EXERCISE GOAL
Carry none of the pictures over; write out the complete data exactly.

DATA FOR THE TASK
>> BEGIN
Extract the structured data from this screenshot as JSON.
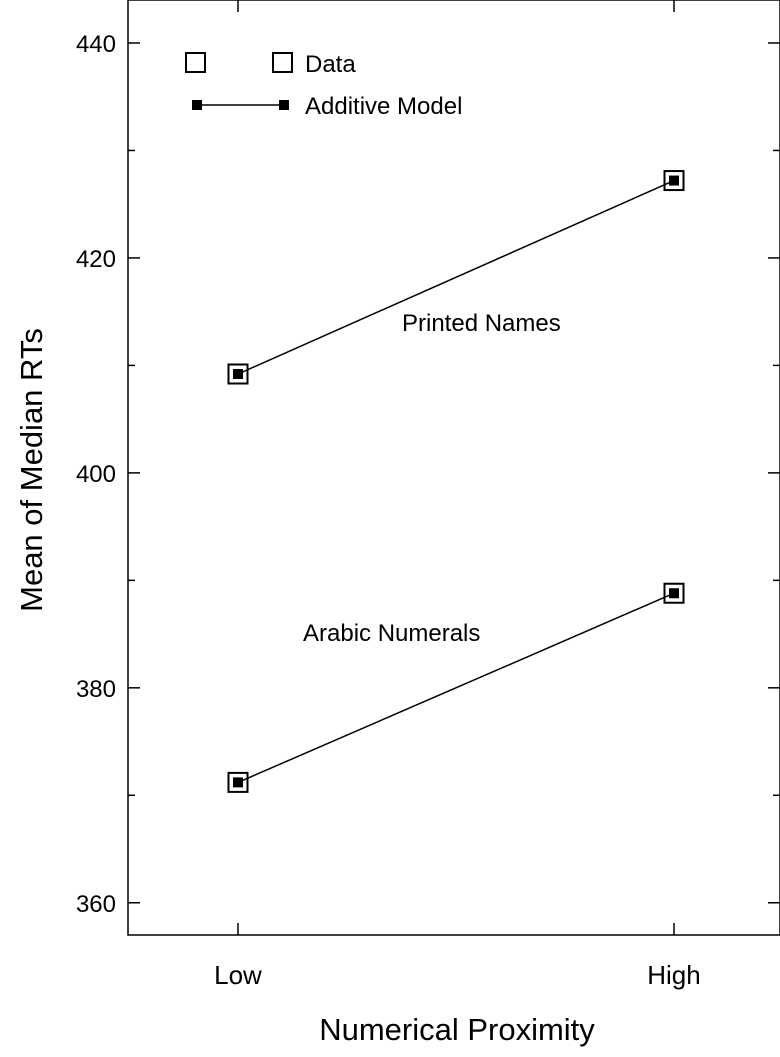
{
  "chart_data": {
    "type": "line",
    "title": "",
    "xlabel": "Numerical Proximity",
    "ylabel": "Mean of Median RTs",
    "categories": [
      "Low",
      "High"
    ],
    "ylim": [
      357,
      444
    ],
    "yticks_major": [
      360,
      380,
      400,
      420,
      440
    ],
    "yticks_minor": [
      370,
      390,
      410,
      430
    ],
    "grid": false,
    "legend": {
      "placement": "top-left",
      "entries": [
        {
          "label": "Data",
          "marker": "open-square"
        },
        {
          "label": "Additive Model",
          "marker": "filled-square-with-line"
        }
      ]
    },
    "series": [
      {
        "name": "Printed Names",
        "data": [
          409.2,
          427.2
        ],
        "model": [
          409.2,
          427.2
        ]
      },
      {
        "name": "Arabic Numerals",
        "data": [
          371.2,
          388.8
        ],
        "model": [
          371.2,
          388.8
        ]
      }
    ]
  }
}
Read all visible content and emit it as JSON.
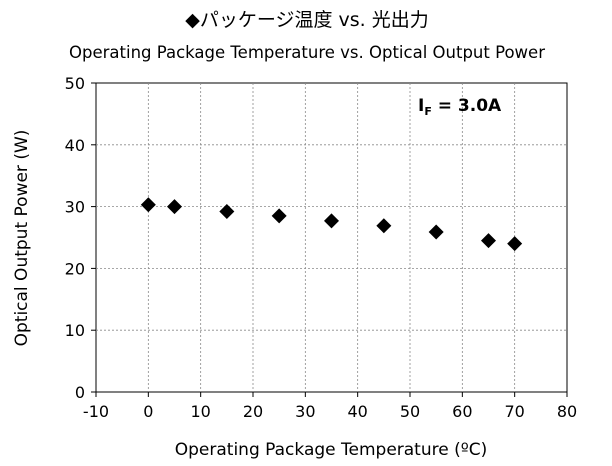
{
  "chart_data": {
    "type": "scatter",
    "title": "◆パッケージ温度 vs. 光出力",
    "subtitle": "Operating Package Temperature vs. Optical Output Power",
    "xlabel": "Operating Package Temperature (ºC)",
    "ylabel": "Optical Output Power (W)",
    "xlim": [
      -10,
      80
    ],
    "ylim": [
      0,
      50
    ],
    "xticks": [
      -10,
      0,
      10,
      20,
      30,
      40,
      50,
      60,
      70,
      80
    ],
    "yticks": [
      0,
      10,
      20,
      30,
      40,
      50
    ],
    "grid": true,
    "annotation": {
      "label_main": "I",
      "label_sub": "F",
      "label_rest": " = 3.0A"
    },
    "marker": "diamond",
    "color": "#000000",
    "series": [
      {
        "x": [
          0,
          5,
          15,
          25,
          35,
          45,
          55,
          65,
          70
        ],
        "y": [
          30.3,
          30.0,
          29.2,
          28.5,
          27.7,
          26.9,
          25.9,
          24.5,
          24.0
        ]
      }
    ]
  }
}
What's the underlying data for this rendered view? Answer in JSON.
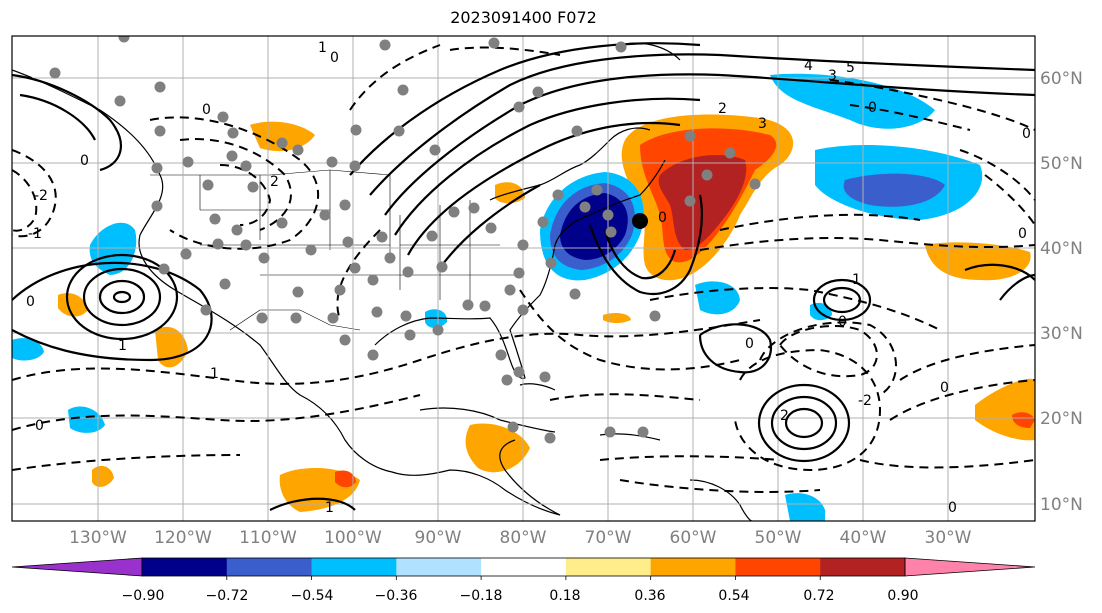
{
  "title": "2023091400 F072",
  "longitude_labels": [
    "130°W",
    "120°W",
    "110°W",
    "100°W",
    "90°W",
    "80°W",
    "70°W",
    "60°W",
    "50°W",
    "40°W",
    "30°W"
  ],
  "latitude_labels": [
    "60°N",
    "50°N",
    "40°N",
    "30°N",
    "20°N",
    "10°N"
  ],
  "colorbar": {
    "tick_labels": [
      "−0.90",
      "−0.72",
      "−0.54",
      "−0.36",
      "−0.18",
      "0.18",
      "0.36",
      "0.54",
      "0.72",
      "0.90"
    ],
    "colors": [
      "#9932cc",
      "#00008b",
      "#3a5fcd",
      "#00bfff",
      "#b0e2ff",
      "#ffffff",
      "#ffec8b",
      "#ffa500",
      "#ff4500",
      "#b22222",
      "#ff82ab"
    ]
  },
  "contour_labels": [
    "0",
    "1",
    "2",
    "3",
    "4",
    "5",
    "-1",
    "-2"
  ],
  "station_marker_color": "#808080"
}
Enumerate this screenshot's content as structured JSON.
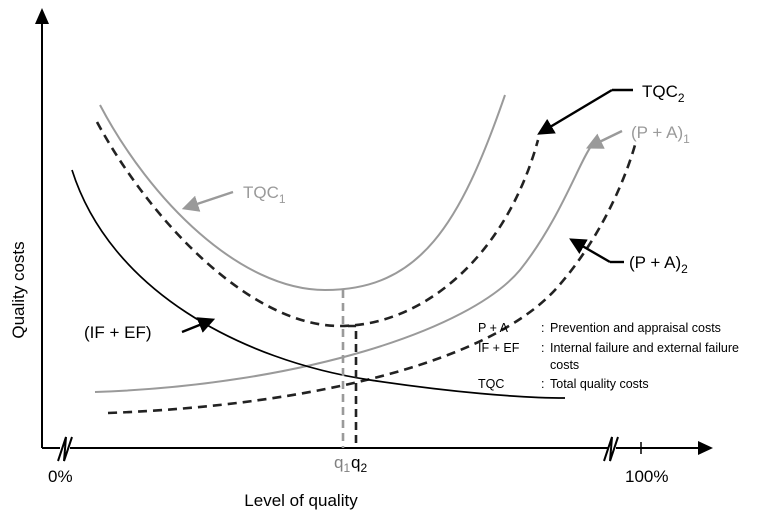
>> END
OUTPUT
Extract the structured data from this screenshot as JSON.
{
  "chart_data": {
    "type": "line",
    "title": "",
    "xlabel": "Numerical Proximity",
    "ylabel": "Mean of Median RTs",
    "categories": [
      "Low",
      "High"
    ],
    "ylim": [
      357,
      444
    ],
    "yticks_major": [
      360,
      380,
      400,
      420,
      440
    ],
    "yticks_minor": [
      370,
      390,
      410,
      430
    ],
    "grid": false,
    "legend": {
      "placement": "top-left",
      "entries": [
        {
          "label": "Data",
          "marker": "open-square"
        },
        {
          "label": "Additive Model",
          "marker": "filled-square-with-line"
        }
      ]
    },
    "series": [
      {
        "name": "Printed Names",
        "data": [
          409.2,
          427.2
        ],
        "model": [
          409.2,
          427.2
        ]
      },
      {
        "name": "Arabic Numerals",
        "data": [
          371.2,
          388.8
        ],
        "model": [
          371.2,
          388.8
        ]
      }
    ]
  }
}
Read all visible content and emit it as JSON.
{
  "chart_data": {
    "type": "scatter",
    "title": "◆パッケージ温度 vs. 光出力",
    "subtitle": "Operating Package Temperature vs. Optical Output Power",
    "xlabel": "Operating Package Temperature (ºC)",
    "ylabel": "Optical Output Power (W)",
    "xlim": [
      -10,
      80
    ],
    "ylim": [
      0,
      50
    ],
    "xticks": [
      -10,
      0,
      10,
      20,
      30,
      40,
      50,
      60,
      70,
      80
    ],
    "yticks": [
      0,
      10,
      20,
      30,
      40,
      50
    ],
    "grid": true,
    "annotation": {
      "label_main": "I",
      "label_sub": "F",
      "label_rest": " = 3.0A"
    },
    "marker": "diamond",
    "color": "#000000",
    "series": [
      {
        "x": [
          0,
          5,
          15,
          25,
          35,
          45,
          55,
          65,
          70
        ],
        "y": [
          30.3,
          30.0,
          29.2,
          28.5,
          27.7,
          26.9,
          25.9,
          24.5,
          24.0
        ]
      }
    ]
  }
}
What's the underlying data for this rendered view? Answer in JSON.
{
  "title": "2023091400 F072",
  "longitude_labels": [
    "130°W",
    "120°W",
    "110°W",
    "100°W",
    "90°W",
    "80°W",
    "70°W",
    "60°W",
    "50°W",
    "40°W",
    "30°W"
  ],
  "latitude_labels": [
    "60°N",
    "50°N",
    "40°N",
    "30°N",
    "20°N",
    "10°N"
  ],
  "colorbar": {
    "tick_labels": [
      "−0.90",
      "−0.72",
      "−0.54",
      "−0.36",
      "−0.18",
      "0.18",
      "0.36",
      "0.54",
      "0.72",
      "0.90"
    ],
    "colors": [
      "#9932cc",
      "#00008b",
      "#3a5fcd",
      "#00bfff",
      "#b0e2ff",
      "#ffffff",
      "#ffec8b",
      "#ffa500",
      "#ff4500",
      "#b22222",
      "#ff82ab"
    ]
  },
  "contour_labels": [
    "0",
    "1",
    "2",
    "3",
    "4",
    "5",
    "-1",
    "-2"
  ],
  "station_marker_color": "#808080"
}
Enumerate this screenshot's content as structured JSON.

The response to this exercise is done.